··· Information provided

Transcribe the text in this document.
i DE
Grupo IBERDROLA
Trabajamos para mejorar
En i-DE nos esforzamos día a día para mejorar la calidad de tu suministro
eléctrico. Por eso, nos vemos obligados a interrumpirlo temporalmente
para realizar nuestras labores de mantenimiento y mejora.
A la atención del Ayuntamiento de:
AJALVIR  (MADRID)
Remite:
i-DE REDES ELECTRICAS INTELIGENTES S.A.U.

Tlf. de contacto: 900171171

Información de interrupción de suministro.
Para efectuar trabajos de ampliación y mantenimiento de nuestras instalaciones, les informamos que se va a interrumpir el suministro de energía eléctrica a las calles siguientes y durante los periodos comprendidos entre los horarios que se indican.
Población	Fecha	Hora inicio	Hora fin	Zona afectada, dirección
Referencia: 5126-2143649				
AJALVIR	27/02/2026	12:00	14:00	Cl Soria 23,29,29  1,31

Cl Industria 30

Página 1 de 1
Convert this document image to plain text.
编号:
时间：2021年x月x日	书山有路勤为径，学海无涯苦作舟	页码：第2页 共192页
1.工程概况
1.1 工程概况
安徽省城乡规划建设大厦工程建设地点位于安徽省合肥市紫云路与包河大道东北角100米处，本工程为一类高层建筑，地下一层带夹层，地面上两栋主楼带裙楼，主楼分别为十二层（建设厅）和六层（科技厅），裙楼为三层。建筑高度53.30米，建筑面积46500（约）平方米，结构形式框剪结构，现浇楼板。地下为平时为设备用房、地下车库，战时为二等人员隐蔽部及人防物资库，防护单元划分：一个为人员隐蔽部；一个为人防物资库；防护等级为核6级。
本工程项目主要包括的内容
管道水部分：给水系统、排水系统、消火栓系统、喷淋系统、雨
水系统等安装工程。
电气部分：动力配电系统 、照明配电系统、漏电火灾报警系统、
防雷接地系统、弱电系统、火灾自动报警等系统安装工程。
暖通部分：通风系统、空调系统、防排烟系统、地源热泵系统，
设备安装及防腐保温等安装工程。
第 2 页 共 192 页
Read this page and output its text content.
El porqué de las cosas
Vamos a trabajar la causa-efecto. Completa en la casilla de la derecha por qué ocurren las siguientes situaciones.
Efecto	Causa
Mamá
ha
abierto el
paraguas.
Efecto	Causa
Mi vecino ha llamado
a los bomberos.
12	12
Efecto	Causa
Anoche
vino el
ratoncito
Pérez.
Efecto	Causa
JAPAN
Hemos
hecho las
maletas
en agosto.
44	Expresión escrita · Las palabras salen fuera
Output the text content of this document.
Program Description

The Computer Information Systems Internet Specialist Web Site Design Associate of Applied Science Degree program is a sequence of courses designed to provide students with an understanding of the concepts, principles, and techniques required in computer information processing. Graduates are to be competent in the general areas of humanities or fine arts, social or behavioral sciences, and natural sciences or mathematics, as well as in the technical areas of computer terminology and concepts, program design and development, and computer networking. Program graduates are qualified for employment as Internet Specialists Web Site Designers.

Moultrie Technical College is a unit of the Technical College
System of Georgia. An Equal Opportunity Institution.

······

• _Objective_
Every record should be given again exactly.

• _Result of this task_
Transcribe the text in this document.
i DE
Grupo IBERDROLA
Trabajamos para mejorar
En i-DE nos esforzamos día a día para mejorar la calidad de tu suministro
eléctrico. Por eso, nos vemos obligados a interrumpirlo temporalmente
para realizar nuestras labores de mantenimiento y mejora.
A la atención del Ayuntamiento de:
AJALVIR  (MADRID)
Remite:
i-DE REDES ELECTRICAS INTELIGENTES S.A.U.

Tlf. de contacto: 900171171

Información de interrupción de suministro.
Para efectuar trabajos de ampliación y mantenimiento de nuestras instalaciones, les informamos que se va a interrumpir el suministro de energía eléctrica a las calles siguientes y durante los periodos comprendidos entre los horarios que se indican.
Población	Fecha	Hora inicio	Hora fin	Zona afectada, dirección
Referencia: 5126-2143649				
AJALVIR	27/02/2026	12:00	14:00	Cl Soria 23,29,29  1,31

Cl Industria 30

Página 1 de 1
Convert this document image to plain text.
编号:
时间：2021年x月x日	书山有路勤为径，学海无涯苦作舟	页码：第2页 共192页
1.工程概况
1.1 工程概况
安徽省城乡规划建设大厦工程建设地点位于安徽省合肥市紫云路与包河大道东北角100米处，本工程为一类高层建筑，地下一层带夹层，地面上两栋主楼带裙楼，主楼分别为十二层（建设厅）和六层（科技厅），裙楼为三层。建筑高度53.30米，建筑面积46500（约）平方米，结构形式框剪结构，现浇楼板。地下为平时为设备用房、地下车库，战时为二等人员隐蔽部及人防物资库，防护单元划分：一个为人员隐蔽部；一个为人防物资库；防护等级为核6级。
本工程项目主要包括的内容
管道水部分：给水系统、排水系统、消火栓系统、喷淋系统、雨
水系统等安装工程。
电气部分：动力配电系统 、照明配电系统、漏电火灾报警系统、
防雷接地系统、弱电系统、火灾自动报警等系统安装工程。
暖通部分：通风系统、空调系统、防排烟系统、地源热泵系统，
设备安装及防腐保温等安装工程。
第 2 页 共 192 页
Read this page and output its text content.
El porqué de las cosas
Vamos a trabajar la causa-efecto. Completa en la casilla de la derecha por qué ocurren las siguientes situaciones.
Efecto	Causa
Mamá
ha
abierto el
paraguas.
Efecto	Causa
Mi vecino ha llamado
a los bomberos.
12	12
Efecto	Causa
Anoche
vino el
ratoncito
Pérez.
Efecto	Causa
JAPAN
Hemos
hecho las
maletas
en agosto.
44	Expresión escrita · Las palabras salen fuera
Output the text content of this document.
Program Description

The Computer Information Systems Internet Specialist Web Site Design Associate of Applied Science Degree program is a sequence of courses designed to provide students with an understanding of the concepts, principles, and techniques required in computer information processing. Graduates are to be competent in the general areas of humanities or fine arts, social or behavioral sciences, and natural sciences or mathematics, as well as in the technical areas of computer terminology and concepts, program design and development, and computer networking. Program graduates are qualified for employment as Internet Specialists Web Site Designers.

Moultrie Technical College is a unit of the Technical College
System of Georgia. An Equal Opportunity Institution.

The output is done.